===== DATASET EXCERPTS
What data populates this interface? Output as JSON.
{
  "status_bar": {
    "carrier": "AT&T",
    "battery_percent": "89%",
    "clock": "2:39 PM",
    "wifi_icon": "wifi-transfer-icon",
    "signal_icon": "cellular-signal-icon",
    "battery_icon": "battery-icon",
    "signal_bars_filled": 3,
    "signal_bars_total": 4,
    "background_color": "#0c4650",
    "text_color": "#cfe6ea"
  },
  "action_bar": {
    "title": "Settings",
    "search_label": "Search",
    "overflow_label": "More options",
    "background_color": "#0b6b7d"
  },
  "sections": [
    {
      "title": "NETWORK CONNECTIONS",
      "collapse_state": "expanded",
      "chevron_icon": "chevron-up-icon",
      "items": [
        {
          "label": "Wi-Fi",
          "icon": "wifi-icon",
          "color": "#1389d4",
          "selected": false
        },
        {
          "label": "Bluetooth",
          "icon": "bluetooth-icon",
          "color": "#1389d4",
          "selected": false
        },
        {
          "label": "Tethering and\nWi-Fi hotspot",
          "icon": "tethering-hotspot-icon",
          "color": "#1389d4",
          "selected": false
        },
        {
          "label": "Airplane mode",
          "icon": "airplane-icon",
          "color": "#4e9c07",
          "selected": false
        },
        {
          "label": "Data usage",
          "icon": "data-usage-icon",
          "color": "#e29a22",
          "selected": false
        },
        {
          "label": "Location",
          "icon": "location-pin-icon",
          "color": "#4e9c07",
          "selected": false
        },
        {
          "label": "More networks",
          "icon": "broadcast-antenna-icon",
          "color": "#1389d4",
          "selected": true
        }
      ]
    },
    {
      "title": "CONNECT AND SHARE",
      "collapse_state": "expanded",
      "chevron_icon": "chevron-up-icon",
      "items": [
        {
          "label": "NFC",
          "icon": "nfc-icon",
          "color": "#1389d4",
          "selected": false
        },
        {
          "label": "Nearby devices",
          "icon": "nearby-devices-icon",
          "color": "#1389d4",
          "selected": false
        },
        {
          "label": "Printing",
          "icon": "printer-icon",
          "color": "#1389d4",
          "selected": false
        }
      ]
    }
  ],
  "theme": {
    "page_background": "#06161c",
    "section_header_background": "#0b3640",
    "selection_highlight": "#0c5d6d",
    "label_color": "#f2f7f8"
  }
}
==========
▶ [GIVEN EXERCISE]
Reproduce each entry above exactly, keeping every word.

▶ [THE COMPLETED TASK]
What data populates this interface? Output as JSON.
{
  "status_bar": {
    "carrier": "AT&T",
    "battery_percent": "89%",
    "clock": "2:39 PM",
    "wifi_icon": "wifi-transfer-icon",
    "signal_icon": "cellular-signal-icon",
    "battery_icon": "battery-icon",
    "signal_bars_filled": 3,
    "signal_bars_total": 4,
    "background_color": "#0c4650",
    "text_color": "#cfe6ea"
  },
  "action_bar": {
    "title": "Settings",
    "search_label": "Search",
    "overflow_label": "More options",
    "background_color": "#0b6b7d"
  },
  "sections": [
    {
      "title": "NETWORK CONNECTIONS",
      "collapse_state": "expanded",
      "chevron_icon": "chevron-up-icon",
      "items": [
        {
          "label": "Wi-Fi",
          "icon": "wifi-icon",
          "color": "#1389d4",
          "selected": false
        },
        {
          "label": "Bluetooth",
          "icon": "bluetooth-icon",
          "color": "#1389d4",
          "selected": false
        },
        {
          "label": "Tethering and\nWi-Fi hotspot",
          "icon": "tethering-hotspot-icon",
          "color": "#1389d4",
          "selected": false
        },
        {
          "label": "Airplane mode",
          "icon": "airplane-icon",
          "color": "#4e9c07",
          "selected": false
        },
        {
          "label": "Data usage",
          "icon": "data-usage-icon",
          "color": "#e29a22",
          "selected": false
        },
        {
          "label": "Location",
          "icon": "location-pin-icon",
          "color": "#4e9c07",
          "selected": false
        },
        {
          "label": "More networks",
          "icon": "broadcast-antenna-icon",
          "color": "#1389d4",
          "selected": true
        }
      ]
    },
    {
      "title": "CONNECT AND SHARE",
      "collapse_state": "expanded",
      "chevron_icon": "chevron-up-icon",
      "items": [
        {
          "label": "NFC",
          "icon": "nfc-icon",
          "color": "#1389d4",
          "selected": false
        },
        {
          "label": "Nearby devices",
          "icon": "nearby-devices-icon",
          "color": "#1389d4",
          "selected": false
        },
        {
          "label": "Printing",
          "icon": "printer-icon",
          "color": "#1389d4",
          "selected": false
        }
      ]
    }
  ],
  "theme": {
    "page_background": "#06161c",
    "section_header_background": "#0b3640",
    "selection_highlight": "#0c5d6d",
    "label_color": "#f2f7f8"
  }
}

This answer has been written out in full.